(Records from a dataset)
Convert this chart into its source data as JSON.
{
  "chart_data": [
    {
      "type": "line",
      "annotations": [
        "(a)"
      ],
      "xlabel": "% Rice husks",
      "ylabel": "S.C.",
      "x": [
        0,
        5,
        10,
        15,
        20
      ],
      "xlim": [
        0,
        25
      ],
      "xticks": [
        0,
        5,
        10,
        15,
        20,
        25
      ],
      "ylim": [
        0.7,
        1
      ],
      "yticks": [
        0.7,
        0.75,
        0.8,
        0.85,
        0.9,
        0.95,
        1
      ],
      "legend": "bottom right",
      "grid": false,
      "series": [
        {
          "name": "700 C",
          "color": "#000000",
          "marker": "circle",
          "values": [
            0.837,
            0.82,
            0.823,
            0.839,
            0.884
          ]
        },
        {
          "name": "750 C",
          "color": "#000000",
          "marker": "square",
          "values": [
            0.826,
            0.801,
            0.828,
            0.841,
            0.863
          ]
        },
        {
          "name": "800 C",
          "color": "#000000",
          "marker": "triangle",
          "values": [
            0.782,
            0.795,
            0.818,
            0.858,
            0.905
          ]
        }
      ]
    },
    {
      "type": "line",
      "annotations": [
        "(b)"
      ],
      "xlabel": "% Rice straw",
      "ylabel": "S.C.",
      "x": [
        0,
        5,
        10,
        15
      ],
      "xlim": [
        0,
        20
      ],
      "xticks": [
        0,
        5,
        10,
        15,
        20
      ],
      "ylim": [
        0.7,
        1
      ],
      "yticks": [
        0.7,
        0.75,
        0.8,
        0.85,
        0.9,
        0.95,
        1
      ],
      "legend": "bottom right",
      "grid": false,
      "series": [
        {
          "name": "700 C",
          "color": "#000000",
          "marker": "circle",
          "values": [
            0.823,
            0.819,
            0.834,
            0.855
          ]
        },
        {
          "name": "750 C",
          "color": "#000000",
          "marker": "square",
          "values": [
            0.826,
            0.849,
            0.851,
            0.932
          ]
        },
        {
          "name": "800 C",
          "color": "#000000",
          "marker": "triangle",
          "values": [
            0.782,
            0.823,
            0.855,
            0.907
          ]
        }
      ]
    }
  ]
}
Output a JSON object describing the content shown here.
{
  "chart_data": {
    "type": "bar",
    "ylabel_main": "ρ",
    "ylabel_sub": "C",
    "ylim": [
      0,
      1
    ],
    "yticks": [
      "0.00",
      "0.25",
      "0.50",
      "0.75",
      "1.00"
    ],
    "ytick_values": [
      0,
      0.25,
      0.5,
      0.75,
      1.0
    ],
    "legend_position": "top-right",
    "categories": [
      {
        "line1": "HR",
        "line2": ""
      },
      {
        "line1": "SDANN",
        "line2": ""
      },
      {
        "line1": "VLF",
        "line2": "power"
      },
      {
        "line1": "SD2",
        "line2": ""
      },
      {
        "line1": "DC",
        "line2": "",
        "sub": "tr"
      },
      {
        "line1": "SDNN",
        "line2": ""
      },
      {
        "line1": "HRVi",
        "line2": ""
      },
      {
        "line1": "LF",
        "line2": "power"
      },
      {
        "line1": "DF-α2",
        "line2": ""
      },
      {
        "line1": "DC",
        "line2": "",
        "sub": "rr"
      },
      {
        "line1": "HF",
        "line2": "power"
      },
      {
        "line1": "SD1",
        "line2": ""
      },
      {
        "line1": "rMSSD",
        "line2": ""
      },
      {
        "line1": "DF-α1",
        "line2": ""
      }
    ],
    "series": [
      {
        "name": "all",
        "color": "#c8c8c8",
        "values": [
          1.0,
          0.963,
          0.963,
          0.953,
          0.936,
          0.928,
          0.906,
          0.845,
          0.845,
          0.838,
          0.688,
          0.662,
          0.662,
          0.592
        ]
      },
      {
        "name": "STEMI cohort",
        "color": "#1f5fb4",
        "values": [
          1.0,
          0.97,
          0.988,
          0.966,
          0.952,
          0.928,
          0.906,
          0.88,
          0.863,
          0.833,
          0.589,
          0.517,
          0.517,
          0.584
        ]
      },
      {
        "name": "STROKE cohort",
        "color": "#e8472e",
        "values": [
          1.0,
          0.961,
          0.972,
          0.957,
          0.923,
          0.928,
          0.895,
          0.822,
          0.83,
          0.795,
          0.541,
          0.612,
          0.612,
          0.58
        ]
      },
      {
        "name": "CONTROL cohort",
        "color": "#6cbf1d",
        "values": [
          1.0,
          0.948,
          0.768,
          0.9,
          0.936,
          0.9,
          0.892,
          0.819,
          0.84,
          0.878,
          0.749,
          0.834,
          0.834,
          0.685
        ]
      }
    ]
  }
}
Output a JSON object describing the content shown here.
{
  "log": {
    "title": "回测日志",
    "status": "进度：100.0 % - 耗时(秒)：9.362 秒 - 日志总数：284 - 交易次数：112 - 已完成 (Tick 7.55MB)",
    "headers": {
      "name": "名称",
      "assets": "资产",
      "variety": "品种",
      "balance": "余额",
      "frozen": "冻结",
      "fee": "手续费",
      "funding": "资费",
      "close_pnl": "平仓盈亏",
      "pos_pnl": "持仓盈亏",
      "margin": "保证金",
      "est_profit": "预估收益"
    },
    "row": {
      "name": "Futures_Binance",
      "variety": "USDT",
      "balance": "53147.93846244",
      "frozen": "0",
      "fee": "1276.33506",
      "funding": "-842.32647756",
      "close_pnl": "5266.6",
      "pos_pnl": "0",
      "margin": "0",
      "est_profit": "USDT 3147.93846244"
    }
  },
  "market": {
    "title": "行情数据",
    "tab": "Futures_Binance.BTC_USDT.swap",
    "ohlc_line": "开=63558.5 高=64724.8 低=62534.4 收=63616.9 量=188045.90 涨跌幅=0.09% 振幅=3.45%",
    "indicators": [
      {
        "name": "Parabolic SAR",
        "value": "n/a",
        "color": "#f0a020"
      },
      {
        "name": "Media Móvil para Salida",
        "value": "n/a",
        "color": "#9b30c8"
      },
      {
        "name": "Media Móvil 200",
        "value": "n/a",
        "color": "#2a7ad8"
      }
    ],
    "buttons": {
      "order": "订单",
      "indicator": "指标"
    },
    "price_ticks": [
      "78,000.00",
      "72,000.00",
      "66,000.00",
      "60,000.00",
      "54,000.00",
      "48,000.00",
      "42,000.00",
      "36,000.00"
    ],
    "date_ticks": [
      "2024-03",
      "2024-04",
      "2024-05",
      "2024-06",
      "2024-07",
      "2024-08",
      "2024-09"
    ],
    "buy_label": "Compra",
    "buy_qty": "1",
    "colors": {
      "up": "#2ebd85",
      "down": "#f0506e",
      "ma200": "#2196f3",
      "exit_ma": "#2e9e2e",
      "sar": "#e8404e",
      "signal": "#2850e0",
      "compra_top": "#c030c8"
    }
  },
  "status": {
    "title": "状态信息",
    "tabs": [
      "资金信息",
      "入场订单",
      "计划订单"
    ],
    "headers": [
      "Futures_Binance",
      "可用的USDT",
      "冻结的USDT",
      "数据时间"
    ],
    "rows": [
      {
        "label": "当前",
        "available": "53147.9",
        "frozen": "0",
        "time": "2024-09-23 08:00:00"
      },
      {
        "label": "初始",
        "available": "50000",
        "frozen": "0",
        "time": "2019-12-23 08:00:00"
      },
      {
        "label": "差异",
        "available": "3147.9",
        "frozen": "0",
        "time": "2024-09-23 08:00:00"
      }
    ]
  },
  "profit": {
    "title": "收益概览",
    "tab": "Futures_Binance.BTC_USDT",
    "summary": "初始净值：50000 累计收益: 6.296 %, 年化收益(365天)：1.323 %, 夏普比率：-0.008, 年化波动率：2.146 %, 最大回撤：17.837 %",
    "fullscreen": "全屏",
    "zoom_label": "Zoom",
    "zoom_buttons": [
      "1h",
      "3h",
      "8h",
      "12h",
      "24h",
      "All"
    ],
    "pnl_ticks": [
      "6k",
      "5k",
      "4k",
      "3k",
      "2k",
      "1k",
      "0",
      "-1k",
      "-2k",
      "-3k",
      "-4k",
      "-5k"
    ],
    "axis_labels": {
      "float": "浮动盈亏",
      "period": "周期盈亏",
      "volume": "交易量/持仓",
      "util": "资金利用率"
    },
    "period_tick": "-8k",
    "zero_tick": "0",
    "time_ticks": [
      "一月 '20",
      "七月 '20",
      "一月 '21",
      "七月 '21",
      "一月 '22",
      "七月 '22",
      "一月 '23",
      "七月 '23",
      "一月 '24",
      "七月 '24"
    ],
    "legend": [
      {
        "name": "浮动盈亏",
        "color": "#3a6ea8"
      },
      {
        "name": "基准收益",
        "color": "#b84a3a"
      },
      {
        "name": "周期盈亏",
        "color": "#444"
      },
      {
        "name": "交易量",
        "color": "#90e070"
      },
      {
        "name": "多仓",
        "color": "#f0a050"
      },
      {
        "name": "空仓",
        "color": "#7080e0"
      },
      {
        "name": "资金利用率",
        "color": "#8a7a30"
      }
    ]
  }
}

__Task to complete__: Pull out all lines of the data with the string "cohort".

__Solution to the problem__:
        "name": "STEMI cohort",
        "name": "STROKE cohort",
        "name": "CONTROL cohort",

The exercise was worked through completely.